══ Provided entries
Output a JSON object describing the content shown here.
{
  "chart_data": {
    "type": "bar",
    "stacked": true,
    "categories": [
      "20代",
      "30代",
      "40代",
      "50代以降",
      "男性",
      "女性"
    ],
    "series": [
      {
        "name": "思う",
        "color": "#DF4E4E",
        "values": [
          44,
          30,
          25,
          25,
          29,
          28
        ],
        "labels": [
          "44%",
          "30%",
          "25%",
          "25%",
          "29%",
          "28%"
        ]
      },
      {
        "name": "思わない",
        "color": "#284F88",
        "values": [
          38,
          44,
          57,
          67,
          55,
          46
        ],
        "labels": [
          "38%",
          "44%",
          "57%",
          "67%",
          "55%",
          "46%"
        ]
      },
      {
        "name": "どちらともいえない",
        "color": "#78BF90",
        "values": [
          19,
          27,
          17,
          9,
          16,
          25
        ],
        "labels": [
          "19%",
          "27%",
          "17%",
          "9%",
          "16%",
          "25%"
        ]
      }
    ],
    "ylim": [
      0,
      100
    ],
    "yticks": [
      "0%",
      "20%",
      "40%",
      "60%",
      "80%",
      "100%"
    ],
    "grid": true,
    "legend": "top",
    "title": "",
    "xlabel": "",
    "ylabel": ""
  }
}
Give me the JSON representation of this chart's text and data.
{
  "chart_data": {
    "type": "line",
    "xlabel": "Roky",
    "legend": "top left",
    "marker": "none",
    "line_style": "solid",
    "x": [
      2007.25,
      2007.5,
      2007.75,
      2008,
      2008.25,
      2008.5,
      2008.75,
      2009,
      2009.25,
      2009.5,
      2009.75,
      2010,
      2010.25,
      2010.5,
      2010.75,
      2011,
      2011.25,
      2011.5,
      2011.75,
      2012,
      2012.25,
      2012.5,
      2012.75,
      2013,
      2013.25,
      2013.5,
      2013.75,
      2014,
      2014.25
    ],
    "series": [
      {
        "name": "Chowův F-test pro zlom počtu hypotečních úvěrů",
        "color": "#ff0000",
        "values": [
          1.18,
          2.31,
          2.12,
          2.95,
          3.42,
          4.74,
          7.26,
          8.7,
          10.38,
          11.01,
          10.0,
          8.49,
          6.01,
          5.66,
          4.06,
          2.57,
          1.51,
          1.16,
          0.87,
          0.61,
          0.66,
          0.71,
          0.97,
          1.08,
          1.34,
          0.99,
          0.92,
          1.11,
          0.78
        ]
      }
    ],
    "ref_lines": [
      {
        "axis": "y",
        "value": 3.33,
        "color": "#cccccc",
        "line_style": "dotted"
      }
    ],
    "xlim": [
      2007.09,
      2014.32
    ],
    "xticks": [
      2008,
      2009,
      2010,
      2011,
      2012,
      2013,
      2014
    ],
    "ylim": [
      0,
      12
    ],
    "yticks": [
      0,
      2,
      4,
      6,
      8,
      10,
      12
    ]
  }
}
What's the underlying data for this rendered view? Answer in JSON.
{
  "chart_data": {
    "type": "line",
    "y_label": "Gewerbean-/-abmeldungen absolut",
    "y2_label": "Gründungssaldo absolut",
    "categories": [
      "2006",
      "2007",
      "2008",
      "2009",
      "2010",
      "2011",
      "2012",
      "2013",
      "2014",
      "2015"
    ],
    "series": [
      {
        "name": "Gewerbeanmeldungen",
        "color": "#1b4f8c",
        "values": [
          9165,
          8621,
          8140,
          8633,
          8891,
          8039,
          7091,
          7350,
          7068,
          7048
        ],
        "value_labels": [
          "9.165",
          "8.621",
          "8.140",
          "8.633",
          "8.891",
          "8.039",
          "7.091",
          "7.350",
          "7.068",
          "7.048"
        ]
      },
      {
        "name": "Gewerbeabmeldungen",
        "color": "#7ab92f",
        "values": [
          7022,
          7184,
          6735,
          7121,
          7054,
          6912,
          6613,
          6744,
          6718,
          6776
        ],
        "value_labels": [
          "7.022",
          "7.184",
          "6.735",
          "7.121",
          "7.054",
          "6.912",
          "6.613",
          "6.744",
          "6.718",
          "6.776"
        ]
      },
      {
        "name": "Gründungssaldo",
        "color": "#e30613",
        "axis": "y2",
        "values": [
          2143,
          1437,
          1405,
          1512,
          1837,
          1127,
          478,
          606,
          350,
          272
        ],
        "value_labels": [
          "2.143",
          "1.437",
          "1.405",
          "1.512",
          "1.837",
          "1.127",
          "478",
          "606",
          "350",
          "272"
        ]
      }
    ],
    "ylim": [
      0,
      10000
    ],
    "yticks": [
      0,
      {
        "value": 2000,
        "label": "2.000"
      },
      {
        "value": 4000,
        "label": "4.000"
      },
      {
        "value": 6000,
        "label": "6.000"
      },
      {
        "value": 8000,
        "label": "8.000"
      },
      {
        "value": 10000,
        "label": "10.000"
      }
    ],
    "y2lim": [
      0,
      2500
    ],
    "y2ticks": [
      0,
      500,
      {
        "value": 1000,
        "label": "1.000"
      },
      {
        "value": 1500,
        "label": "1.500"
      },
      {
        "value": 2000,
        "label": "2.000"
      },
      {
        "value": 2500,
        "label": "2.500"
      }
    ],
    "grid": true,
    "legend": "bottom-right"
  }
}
════
**What is expected**
Restate every entry word for word.

**Task output**
Output a JSON object describing the content shown here.
{
  "chart_data": {
    "type": "bar",
    "stacked": true,
    "categories": [
      "20代",
      "30代",
      "40代",
      "50代以降",
      "男性",
      "女性"
    ],
    "series": [
      {
        "name": "思う",
        "color": "#DF4E4E",
        "values": [
          44,
          30,
          25,
          25,
          29,
          28
        ],
        "labels": [
          "44%",
          "30%",
          "25%",
          "25%",
          "29%",
          "28%"
        ]
      },
      {
        "name": "思わない",
        "color": "#284F88",
        "values": [
          38,
          44,
          57,
          67,
          55,
          46
        ],
        "labels": [
          "38%",
          "44%",
          "57%",
          "67%",
          "55%",
          "46%"
        ]
      },
      {
        "name": "どちらともいえない",
        "color": "#78BF90",
        "values": [
          19,
          27,
          17,
          9,
          16,
          25
        ],
        "labels": [
          "19%",
          "27%",
          "17%",
          "9%",
          "16%",
          "25%"
        ]
      }
    ],
    "ylim": [
      0,
      100
    ],
    "yticks": [
      "0%",
      "20%",
      "40%",
      "60%",
      "80%",
      "100%"
    ],
    "grid": true,
    "legend": "top",
    "title": "",
    "xlabel": "",
    "ylabel": ""
  }
}
Give me the JSON representation of this chart's text and data.
{
  "chart_data": {
    "type": "line",
    "xlabel": "Roky",
    "legend": "top left",
    "marker": "none",
    "line_style": "solid",
    "x": [
      2007.25,
      2007.5,
      2007.75,
      2008,
      2008.25,
      2008.5,
      2008.75,
      2009,
      2009.25,
      2009.5,
      2009.75,
      2010,
      2010.25,
      2010.5,
      2010.75,
      2011,
      2011.25,
      2011.5,
      2011.75,
      2012,
      2012.25,
      2012.5,
      2012.75,
      2013,
      2013.25,
      2013.5,
      2013.75,
      2014,
      2014.25
    ],
    "series": [
      {
        "name": "Chowův F-test pro zlom počtu hypotečních úvěrů",
        "color": "#ff0000",
        "values": [
          1.18,
          2.31,
          2.12,
          2.95,
          3.42,
          4.74,
          7.26,
          8.7,
          10.38,
          11.01,
          10.0,
          8.49,
          6.01,
          5.66,
          4.06,
          2.57,
          1.51,
          1.16,
          0.87,
          0.61,
          0.66,
          0.71,
          0.97,
          1.08,
          1.34,
          0.99,
          0.92,
          1.11,
          0.78
        ]
      }
    ],
    "ref_lines": [
      {
        "axis": "y",
        "value": 3.33,
        "color": "#cccccc",
        "line_style": "dotted"
      }
    ],
    "xlim": [
      2007.09,
      2014.32
    ],
    "xticks": [
      2008,
      2009,
      2010,
      2011,
      2012,
      2013,
      2014
    ],
    "ylim": [
      0,
      12
    ],
    "yticks": [
      0,
      2,
      4,
      6,
      8,
      10,
      12
    ]
  }
}
What's the underlying data for this rendered view? Answer in JSON.
{
  "chart_data": {
    "type": "line",
    "y_label": "Gewerbean-/-abmeldungen absolut",
    "y2_label": "Gründungssaldo absolut",
    "categories": [
      "2006",
      "2007",
      "2008",
      "2009",
      "2010",
      "2011",
      "2012",
      "2013",
      "2014",
      "2015"
    ],
    "series": [
      {
        "name": "Gewerbeanmeldungen",
        "color": "#1b4f8c",
        "values": [
          9165,
          8621,
          8140,
          8633,
          8891,
          8039,
          7091,
          7350,
          7068,
          7048
        ],
        "value_labels": [
          "9.165",
          "8.621",
          "8.140",
          "8.633",
          "8.891",
          "8.039",
          "7.091",
          "7.350",
          "7.068",
          "7.048"
        ]
      },
      {
        "name": "Gewerbeabmeldungen",
        "color": "#7ab92f",
        "values": [
          7022,
          7184,
          6735,
          7121,
          7054,
          6912,
          6613,
          6744,
          6718,
          6776
        ],
        "value_labels": [
          "7.022",
          "7.184",
          "6.735",
          "7.121",
          "7.054",
          "6.912",
          "6.613",
          "6.744",
          "6.718",
          "6.776"
        ]
      },
      {
        "name": "Gründungssaldo",
        "color": "#e30613",
        "axis": "y2",
        "values": [
          2143,
          1437,
          1405,
          1512,
          1837,
          1127,
          478,
          606,
          350,
          272
        ],
        "value_labels": [
          "2.143",
          "1.437",
          "1.405",
          "1.512",
          "1.837",
          "1.127",
          "478",
          "606",
          "350",
          "272"
        ]
      }
    ],
    "ylim": [
      0,
      10000
    ],
    "yticks": [
      0,
      {
        "value": 2000,
        "label": "2.000"
      },
      {
        "value": 4000,
        "label": "4.000"
      },
      {
        "value": 6000,
        "label": "6.000"
      },
      {
        "value": 8000,
        "label": "8.000"
      },
      {
        "value": 10000,
        "label": "10.000"
      }
    ],
    "y2lim": [
      0,
      2500
    ],
    "y2ticks": [
      0,
      500,
      {
        "value": 1000,
        "label": "1.000"
      },
      {
        "value": 1500,
        "label": "1.500"
      },
      {
        "value": 2000,
        "label": "2.000"
      },
      {
        "value": 2500,
        "label": "2.500"
      }
    ],
    "grid": true,
    "legend": "bottom-right"
  }
}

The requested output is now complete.